Short problem. Give the listing again in full, exactly as written.

Dataset records:
======

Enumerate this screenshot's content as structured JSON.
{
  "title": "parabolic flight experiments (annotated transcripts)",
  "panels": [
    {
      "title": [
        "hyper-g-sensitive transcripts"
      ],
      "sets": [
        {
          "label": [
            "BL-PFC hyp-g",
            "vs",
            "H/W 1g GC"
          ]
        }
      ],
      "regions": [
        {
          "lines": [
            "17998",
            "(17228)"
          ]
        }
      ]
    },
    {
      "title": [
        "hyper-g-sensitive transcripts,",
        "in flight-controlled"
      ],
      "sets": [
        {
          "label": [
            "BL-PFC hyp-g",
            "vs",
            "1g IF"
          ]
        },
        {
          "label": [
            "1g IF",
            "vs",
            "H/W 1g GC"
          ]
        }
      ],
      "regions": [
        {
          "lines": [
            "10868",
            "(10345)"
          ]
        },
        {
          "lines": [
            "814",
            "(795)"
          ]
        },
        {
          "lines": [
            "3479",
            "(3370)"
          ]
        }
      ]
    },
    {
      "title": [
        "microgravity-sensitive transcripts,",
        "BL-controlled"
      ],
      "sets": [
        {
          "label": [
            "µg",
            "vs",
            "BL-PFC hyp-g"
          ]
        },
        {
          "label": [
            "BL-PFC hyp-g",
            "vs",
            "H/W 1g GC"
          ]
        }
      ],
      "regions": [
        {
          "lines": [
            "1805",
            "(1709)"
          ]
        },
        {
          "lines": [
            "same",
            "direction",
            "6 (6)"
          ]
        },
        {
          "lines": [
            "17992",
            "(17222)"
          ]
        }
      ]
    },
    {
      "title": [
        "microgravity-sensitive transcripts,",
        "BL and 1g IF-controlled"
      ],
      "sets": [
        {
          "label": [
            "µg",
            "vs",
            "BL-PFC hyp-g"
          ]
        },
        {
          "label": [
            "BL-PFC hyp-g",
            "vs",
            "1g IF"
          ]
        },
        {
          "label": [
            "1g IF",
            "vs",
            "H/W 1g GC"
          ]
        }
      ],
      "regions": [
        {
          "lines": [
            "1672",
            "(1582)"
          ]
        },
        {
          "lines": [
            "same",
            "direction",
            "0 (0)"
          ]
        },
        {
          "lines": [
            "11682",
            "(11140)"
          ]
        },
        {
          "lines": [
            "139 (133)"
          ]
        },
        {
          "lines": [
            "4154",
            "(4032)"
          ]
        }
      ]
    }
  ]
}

======

Answer in full.
Enumerate this screenshot's content as structured JSON.
{
  "title": "parabolic flight experiments (annotated transcripts)",
  "panels": [
    {
      "title": [
        "hyper-g-sensitive transcripts"
      ],
      "sets": [
        {
          "label": [
            "BL-PFC hyp-g",
            "vs",
            "H/W 1g GC"
          ]
        }
      ],
      "regions": [
        {
          "lines": [
            "17998",
            "(17228)"
          ]
        }
      ]
    },
    {
      "title": [
        "hyper-g-sensitive transcripts,",
        "in flight-controlled"
      ],
      "sets": [
        {
          "label": [
            "BL-PFC hyp-g",
            "vs",
            "1g IF"
          ]
        },
        {
          "label": [
            "1g IF",
            "vs",
            "H/W 1g GC"
          ]
        }
      ],
      "regions": [
        {
          "lines": [
            "10868",
            "(10345)"
          ]
        },
        {
          "lines": [
            "814",
            "(795)"
          ]
        },
        {
          "lines": [
            "3479",
            "(3370)"
          ]
        }
      ]
    },
    {
      "title": [
        "microgravity-sensitive transcripts,",
        "BL-controlled"
      ],
      "sets": [
        {
          "label": [
            "µg",
            "vs",
            "BL-PFC hyp-g"
          ]
        },
        {
          "label": [
            "BL-PFC hyp-g",
            "vs",
            "H/W 1g GC"
          ]
        }
      ],
      "regions": [
        {
          "lines": [
            "1805",
            "(1709)"
          ]
        },
        {
          "lines": [
            "same",
            "direction",
            "6 (6)"
          ]
        },
        {
          "lines": [
            "17992",
            "(17222)"
          ]
        }
      ]
    },
    {
      "title": [
        "microgravity-sensitive transcripts,",
        "BL and 1g IF-controlled"
      ],
      "sets": [
        {
          "label": [
            "µg",
            "vs",
            "BL-PFC hyp-g"
          ]
        },
        {
          "label": [
            "BL-PFC hyp-g",
            "vs",
            "1g IF"
          ]
        },
        {
          "label": [
            "1g IF",
            "vs",
            "H/W 1g GC"
          ]
        }
      ],
      "regions": [
        {
          "lines": [
            "1672",
            "(1582)"
          ]
        },
        {
          "lines": [
            "same",
            "direction",
            "0 (0)"
          ]
        },
        {
          "lines": [
            "11682",
            "(11140)"
          ]
        },
        {
          "lines": [
            "139 (133)"
          ]
        },
        {
          "lines": [
            "4154",
            "(4032)"
          ]
        }
      ]
    }
  ]
}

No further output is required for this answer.